▼

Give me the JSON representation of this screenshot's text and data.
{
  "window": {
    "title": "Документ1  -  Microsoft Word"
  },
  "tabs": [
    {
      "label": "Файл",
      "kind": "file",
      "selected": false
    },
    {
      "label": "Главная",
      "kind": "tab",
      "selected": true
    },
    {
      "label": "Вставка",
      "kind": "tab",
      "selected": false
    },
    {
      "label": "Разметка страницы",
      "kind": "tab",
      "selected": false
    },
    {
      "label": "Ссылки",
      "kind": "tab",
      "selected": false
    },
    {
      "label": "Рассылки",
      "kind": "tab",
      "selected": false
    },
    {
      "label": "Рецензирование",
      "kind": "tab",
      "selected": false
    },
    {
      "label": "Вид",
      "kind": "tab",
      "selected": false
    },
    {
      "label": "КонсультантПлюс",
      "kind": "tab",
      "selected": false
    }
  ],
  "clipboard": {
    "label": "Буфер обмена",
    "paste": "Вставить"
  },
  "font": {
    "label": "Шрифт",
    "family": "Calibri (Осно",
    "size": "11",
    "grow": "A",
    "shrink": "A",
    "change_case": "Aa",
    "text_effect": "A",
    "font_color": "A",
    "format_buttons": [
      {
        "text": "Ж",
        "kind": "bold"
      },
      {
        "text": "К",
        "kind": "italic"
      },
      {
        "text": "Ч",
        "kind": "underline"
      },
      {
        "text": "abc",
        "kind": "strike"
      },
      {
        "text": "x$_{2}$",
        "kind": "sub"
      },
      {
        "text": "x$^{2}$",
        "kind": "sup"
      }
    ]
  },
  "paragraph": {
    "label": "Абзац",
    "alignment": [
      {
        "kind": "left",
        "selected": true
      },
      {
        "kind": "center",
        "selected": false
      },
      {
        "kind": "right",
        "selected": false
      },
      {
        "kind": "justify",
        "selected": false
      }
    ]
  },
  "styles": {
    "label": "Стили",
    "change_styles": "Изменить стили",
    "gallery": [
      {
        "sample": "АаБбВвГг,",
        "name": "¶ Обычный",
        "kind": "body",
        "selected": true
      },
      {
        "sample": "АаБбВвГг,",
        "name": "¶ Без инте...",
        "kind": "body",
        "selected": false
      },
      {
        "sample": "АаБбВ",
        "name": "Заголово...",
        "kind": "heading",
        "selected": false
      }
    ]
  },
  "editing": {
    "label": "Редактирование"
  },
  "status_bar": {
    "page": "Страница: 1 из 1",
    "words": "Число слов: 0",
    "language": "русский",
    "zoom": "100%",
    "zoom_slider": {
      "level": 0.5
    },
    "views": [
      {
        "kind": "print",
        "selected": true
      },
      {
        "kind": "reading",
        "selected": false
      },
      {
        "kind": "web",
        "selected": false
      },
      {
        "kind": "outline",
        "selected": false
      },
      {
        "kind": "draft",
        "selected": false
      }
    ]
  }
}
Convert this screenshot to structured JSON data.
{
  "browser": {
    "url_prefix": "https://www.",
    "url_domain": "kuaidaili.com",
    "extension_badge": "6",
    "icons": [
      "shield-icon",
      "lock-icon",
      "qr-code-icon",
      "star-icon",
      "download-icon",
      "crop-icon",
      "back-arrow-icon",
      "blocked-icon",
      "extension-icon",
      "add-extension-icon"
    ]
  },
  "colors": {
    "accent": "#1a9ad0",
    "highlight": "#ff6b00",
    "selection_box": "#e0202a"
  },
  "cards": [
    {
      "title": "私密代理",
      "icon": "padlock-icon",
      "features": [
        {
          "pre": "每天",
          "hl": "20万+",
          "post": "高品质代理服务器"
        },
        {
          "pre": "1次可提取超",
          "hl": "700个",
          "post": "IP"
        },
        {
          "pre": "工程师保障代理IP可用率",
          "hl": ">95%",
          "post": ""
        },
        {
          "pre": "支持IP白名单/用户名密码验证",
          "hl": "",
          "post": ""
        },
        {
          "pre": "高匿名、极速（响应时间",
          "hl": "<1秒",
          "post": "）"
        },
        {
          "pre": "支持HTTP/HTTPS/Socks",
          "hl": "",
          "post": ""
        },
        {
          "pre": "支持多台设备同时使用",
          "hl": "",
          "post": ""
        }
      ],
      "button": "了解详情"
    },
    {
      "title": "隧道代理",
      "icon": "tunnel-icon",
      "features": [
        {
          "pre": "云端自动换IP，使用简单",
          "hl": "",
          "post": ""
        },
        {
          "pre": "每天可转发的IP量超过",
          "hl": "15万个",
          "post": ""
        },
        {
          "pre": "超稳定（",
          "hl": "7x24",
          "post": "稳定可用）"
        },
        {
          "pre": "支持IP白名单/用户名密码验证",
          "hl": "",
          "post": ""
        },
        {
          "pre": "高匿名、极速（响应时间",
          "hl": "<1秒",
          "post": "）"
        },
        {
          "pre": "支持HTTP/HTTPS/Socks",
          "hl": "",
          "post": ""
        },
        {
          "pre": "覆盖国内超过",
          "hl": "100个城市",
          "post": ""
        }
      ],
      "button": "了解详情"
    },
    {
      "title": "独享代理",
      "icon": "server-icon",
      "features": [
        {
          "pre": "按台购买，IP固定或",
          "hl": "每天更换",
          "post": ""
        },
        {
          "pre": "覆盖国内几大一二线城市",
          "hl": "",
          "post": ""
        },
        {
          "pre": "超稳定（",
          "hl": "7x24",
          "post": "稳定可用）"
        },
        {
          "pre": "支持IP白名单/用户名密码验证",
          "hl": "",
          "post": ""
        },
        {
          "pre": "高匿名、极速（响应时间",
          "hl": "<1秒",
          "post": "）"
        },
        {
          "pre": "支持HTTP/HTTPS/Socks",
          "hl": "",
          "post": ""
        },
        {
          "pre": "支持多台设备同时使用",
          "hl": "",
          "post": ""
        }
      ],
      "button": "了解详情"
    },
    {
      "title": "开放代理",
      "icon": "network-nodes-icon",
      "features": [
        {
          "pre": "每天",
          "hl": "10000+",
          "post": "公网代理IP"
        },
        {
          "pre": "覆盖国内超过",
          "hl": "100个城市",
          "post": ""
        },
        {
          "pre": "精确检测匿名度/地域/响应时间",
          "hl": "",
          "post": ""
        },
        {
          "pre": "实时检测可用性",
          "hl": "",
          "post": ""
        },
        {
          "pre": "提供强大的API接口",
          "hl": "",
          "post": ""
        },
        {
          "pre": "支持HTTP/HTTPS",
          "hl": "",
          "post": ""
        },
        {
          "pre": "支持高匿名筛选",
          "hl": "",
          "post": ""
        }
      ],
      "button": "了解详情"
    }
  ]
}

▲

WRITTEN TASK
Repeat every entry word for word.

RESULT OF THE TASK
Give me the JSON representation of this screenshot's text and data.
{
  "window": {
    "title": "Документ1  -  Microsoft Word"
  },
  "tabs": [
    {
      "label": "Файл",
      "kind": "file",
      "selected": false
    },
    {
      "label": "Главная",
      "kind": "tab",
      "selected": true
    },
    {
      "label": "Вставка",
      "kind": "tab",
      "selected": false
    },
    {
      "label": "Разметка страницы",
      "kind": "tab",
      "selected": false
    },
    {
      "label": "Ссылки",
      "kind": "tab",
      "selected": false
    },
    {
      "label": "Рассылки",
      "kind": "tab",
      "selected": false
    },
    {
      "label": "Рецензирование",
      "kind": "tab",
      "selected": false
    },
    {
      "label": "Вид",
      "kind": "tab",
      "selected": false
    },
    {
      "label": "КонсультантПлюс",
      "kind": "tab",
      "selected": false
    }
  ],
  "clipboard": {
    "label": "Буфер обмена",
    "paste": "Вставить"
  },
  "font": {
    "label": "Шрифт",
    "family": "Calibri (Осно",
    "size": "11",
    "grow": "A",
    "shrink": "A",
    "change_case": "Aa",
    "text_effect": "A",
    "font_color": "A",
    "format_buttons": [
      {
        "text": "Ж",
        "kind": "bold"
      },
      {
        "text": "К",
        "kind": "italic"
      },
      {
        "text": "Ч",
        "kind": "underline"
      },
      {
        "text": "abc",
        "kind": "strike"
      },
      {
        "text": "x$_{2}$",
        "kind": "sub"
      },
      {
        "text": "x$^{2}$",
        "kind": "sup"
      }
    ]
  },
  "paragraph": {
    "label": "Абзац",
    "alignment": [
      {
        "kind": "left",
        "selected": true
      },
      {
        "kind": "center",
        "selected": false
      },
      {
        "kind": "right",
        "selected": false
      },
      {
        "kind": "justify",
        "selected": false
      }
    ]
  },
  "styles": {
    "label": "Стили",
    "change_styles": "Изменить стили",
    "gallery": [
      {
        "sample": "АаБбВвГг,",
        "name": "¶ Обычный",
        "kind": "body",
        "selected": true
      },
      {
        "sample": "АаБбВвГг,",
        "name": "¶ Без инте...",
        "kind": "body",
        "selected": false
      },
      {
        "sample": "АаБбВ",
        "name": "Заголово...",
        "kind": "heading",
        "selected": false
      }
    ]
  },
  "editing": {
    "label": "Редактирование"
  },
  "status_bar": {
    "page": "Страница: 1 из 1",
    "words": "Число слов: 0",
    "language": "русский",
    "zoom": "100%",
    "zoom_slider": {
      "level": 0.5
    },
    "views": [
      {
        "kind": "print",
        "selected": true
      },
      {
        "kind": "reading",
        "selected": false
      },
      {
        "kind": "web",
        "selected": false
      },
      {
        "kind": "outline",
        "selected": false
      },
      {
        "kind": "draft",
        "selected": false
      }
    ]
  }
}
Convert this screenshot to structured JSON data.
{
  "browser": {
    "url_prefix": "https://www.",
    "url_domain": "kuaidaili.com",
    "extension_badge": "6",
    "icons": [
      "shield-icon",
      "lock-icon",
      "qr-code-icon",
      "star-icon",
      "download-icon",
      "crop-icon",
      "back-arrow-icon",
      "blocked-icon",
      "extension-icon",
      "add-extension-icon"
    ]
  },
  "colors": {
    "accent": "#1a9ad0",
    "highlight": "#ff6b00",
    "selection_box": "#e0202a"
  },
  "cards": [
    {
      "title": "私密代理",
      "icon": "padlock-icon",
      "features": [
        {
          "pre": "每天",
          "hl": "20万+",
          "post": "高品质代理服务器"
        },
        {
          "pre": "1次可提取超",
          "hl": "700个",
          "post": "IP"
        },
        {
          "pre": "工程师保障代理IP可用率",
          "hl": ">95%",
          "post": ""
        },
        {
          "pre": "支持IP白名单/用户名密码验证",
          "hl": "",
          "post": ""
        },
        {
          "pre": "高匿名、极速（响应时间",
          "hl": "<1秒",
          "post": "）"
        },
        {
          "pre": "支持HTTP/HTTPS/Socks",
          "hl": "",
          "post": ""
        },
        {
          "pre": "支持多台设备同时使用",
          "hl": "",
          "post": ""
        }
      ],
      "button": "了解详情"
    },
    {
      "title": "隧道代理",
      "icon": "tunnel-icon",
      "features": [
        {
          "pre": "云端自动换IP，使用简单",
          "hl": "",
          "post": ""
        },
        {
          "pre": "每天可转发的IP量超过",
          "hl": "15万个",
          "post": ""
        },
        {
          "pre": "超稳定（",
          "hl": "7x24",
          "post": "稳定可用）"
        },
        {
          "pre": "支持IP白名单/用户名密码验证",
          "hl": "",
          "post": ""
        },
        {
          "pre": "高匿名、极速（响应时间",
          "hl": "<1秒",
          "post": "）"
        },
        {
          "pre": "支持HTTP/HTTPS/Socks",
          "hl": "",
          "post": ""
        },
        {
          "pre": "覆盖国内超过",
          "hl": "100个城市",
          "post": ""
        }
      ],
      "button": "了解详情"
    },
    {
      "title": "独享代理",
      "icon": "server-icon",
      "features": [
        {
          "pre": "按台购买，IP固定或",
          "hl": "每天更换",
          "post": ""
        },
        {
          "pre": "覆盖国内几大一二线城市",
          "hl": "",
          "post": ""
        },
        {
          "pre": "超稳定（",
          "hl": "7x24",
          "post": "稳定可用）"
        },
        {
          "pre": "支持IP白名单/用户名密码验证",
          "hl": "",
          "post": ""
        },
        {
          "pre": "高匿名、极速（响应时间",
          "hl": "<1秒",
          "post": "）"
        },
        {
          "pre": "支持HTTP/HTTPS/Socks",
          "hl": "",
          "post": ""
        },
        {
          "pre": "支持多台设备同时使用",
          "hl": "",
          "post": ""
        }
      ],
      "button": "了解详情"
    },
    {
      "title": "开放代理",
      "icon": "network-nodes-icon",
      "features": [
        {
          "pre": "每天",
          "hl": "10000+",
          "post": "公网代理IP"
        },
        {
          "pre": "覆盖国内超过",
          "hl": "100个城市",
          "post": ""
        },
        {
          "pre": "精确检测匿名度/地域/响应时间",
          "hl": "",
          "post": ""
        },
        {
          "pre": "实时检测可用性",
          "hl": "",
          "post": ""
        },
        {
          "pre": "提供强大的API接口",
          "hl": "",
          "post": ""
        },
        {
          "pre": "支持HTTP/HTTPS",
          "hl": "",
          "post": ""
        },
        {
          "pre": "支持高匿名筛选",
          "hl": "",
          "post": ""
        }
      ],
      "button": "了解详情"
    }
  ]
}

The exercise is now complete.